### [Prompt]
Every entry below must be repeated exactly; skip the pictures.

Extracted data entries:
◇ ◇ ◇ ◇ ◇
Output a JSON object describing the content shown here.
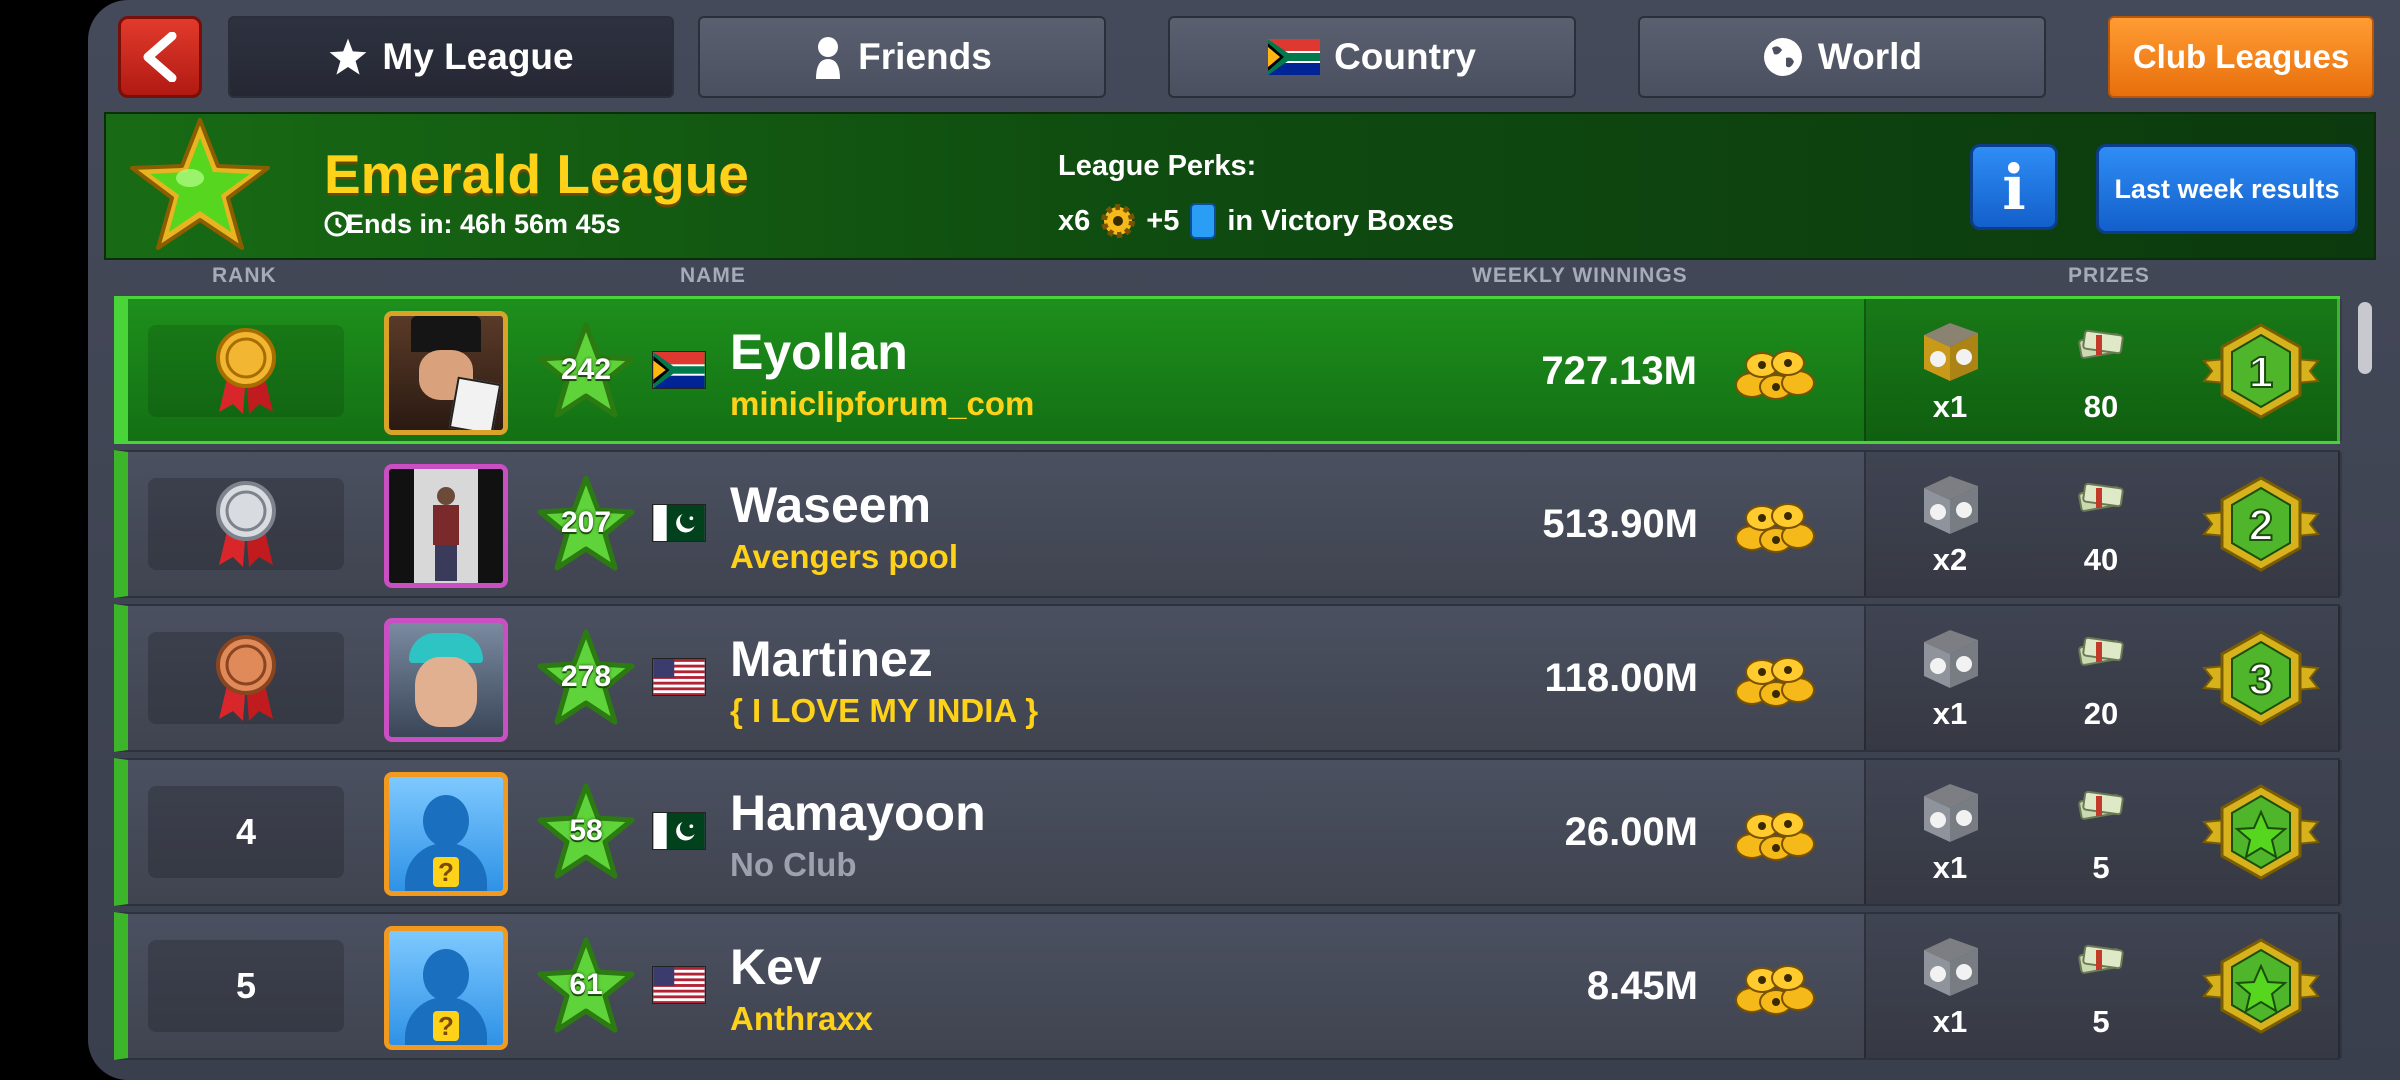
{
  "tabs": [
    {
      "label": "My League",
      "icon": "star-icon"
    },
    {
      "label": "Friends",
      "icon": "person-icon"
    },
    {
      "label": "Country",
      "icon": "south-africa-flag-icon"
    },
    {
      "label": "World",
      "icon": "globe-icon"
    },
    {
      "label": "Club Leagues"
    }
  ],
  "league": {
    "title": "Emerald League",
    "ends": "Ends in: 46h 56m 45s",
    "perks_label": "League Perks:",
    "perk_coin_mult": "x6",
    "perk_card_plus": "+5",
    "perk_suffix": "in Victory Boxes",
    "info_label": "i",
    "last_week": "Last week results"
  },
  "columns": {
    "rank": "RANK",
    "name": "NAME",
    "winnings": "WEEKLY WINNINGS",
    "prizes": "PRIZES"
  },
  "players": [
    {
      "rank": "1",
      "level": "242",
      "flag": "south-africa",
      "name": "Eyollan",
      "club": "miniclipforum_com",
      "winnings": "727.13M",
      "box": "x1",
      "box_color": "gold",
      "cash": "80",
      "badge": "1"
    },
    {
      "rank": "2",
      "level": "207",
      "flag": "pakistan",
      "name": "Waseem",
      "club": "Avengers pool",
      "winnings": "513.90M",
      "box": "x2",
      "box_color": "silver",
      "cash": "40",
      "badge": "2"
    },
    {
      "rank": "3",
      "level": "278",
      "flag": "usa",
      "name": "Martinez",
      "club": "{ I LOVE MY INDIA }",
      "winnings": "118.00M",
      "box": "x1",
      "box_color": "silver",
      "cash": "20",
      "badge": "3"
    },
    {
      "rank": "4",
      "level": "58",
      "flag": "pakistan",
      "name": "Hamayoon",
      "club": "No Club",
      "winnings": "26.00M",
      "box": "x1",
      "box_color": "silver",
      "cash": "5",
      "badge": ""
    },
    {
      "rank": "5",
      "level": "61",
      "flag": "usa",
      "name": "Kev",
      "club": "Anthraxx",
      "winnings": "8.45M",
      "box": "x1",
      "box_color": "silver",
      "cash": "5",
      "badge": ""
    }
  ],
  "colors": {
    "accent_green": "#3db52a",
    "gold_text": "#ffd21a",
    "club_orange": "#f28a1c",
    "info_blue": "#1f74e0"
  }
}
◇ ◇ ◇ ◇ ◇
### [Complete answer]
Output a JSON object describing the content shown here.
{
  "tabs": [
    {
      "label": "My League",
      "icon": "star-icon"
    },
    {
      "label": "Friends",
      "icon": "person-icon"
    },
    {
      "label": "Country",
      "icon": "south-africa-flag-icon"
    },
    {
      "label": "World",
      "icon": "globe-icon"
    },
    {
      "label": "Club Leagues"
    }
  ],
  "league": {
    "title": "Emerald League",
    "ends": "Ends in: 46h 56m 45s",
    "perks_label": "League Perks:",
    "perk_coin_mult": "x6",
    "perk_card_plus": "+5",
    "perk_suffix": "in Victory Boxes",
    "info_label": "i",
    "last_week": "Last week results"
  },
  "columns": {
    "rank": "RANK",
    "name": "NAME",
    "winnings": "WEEKLY WINNINGS",
    "prizes": "PRIZES"
  },
  "players": [
    {
      "rank": "1",
      "level": "242",
      "flag": "south-africa",
      "name": "Eyollan",
      "club": "miniclipforum_com",
      "winnings": "727.13M",
      "box": "x1",
      "box_color": "gold",
      "cash": "80",
      "badge": "1"
    },
    {
      "rank": "2",
      "level": "207",
      "flag": "pakistan",
      "name": "Waseem",
      "club": "Avengers pool",
      "winnings": "513.90M",
      "box": "x2",
      "box_color": "silver",
      "cash": "40",
      "badge": "2"
    },
    {
      "rank": "3",
      "level": "278",
      "flag": "usa",
      "name": "Martinez",
      "club": "{ I LOVE MY INDIA }",
      "winnings": "118.00M",
      "box": "x1",
      "box_color": "silver",
      "cash": "20",
      "badge": "3"
    },
    {
      "rank": "4",
      "level": "58",
      "flag": "pakistan",
      "name": "Hamayoon",
      "club": "No Club",
      "winnings": "26.00M",
      "box": "x1",
      "box_color": "silver",
      "cash": "5",
      "badge": ""
    },
    {
      "rank": "5",
      "level": "61",
      "flag": "usa",
      "name": "Kev",
      "club": "Anthraxx",
      "winnings": "8.45M",
      "box": "x1",
      "box_color": "silver",
      "cash": "5",
      "badge": ""
    }
  ],
  "colors": {
    "accent_green": "#3db52a",
    "gold_text": "#ffd21a",
    "club_orange": "#f28a1c",
    "info_blue": "#1f74e0"
  }
}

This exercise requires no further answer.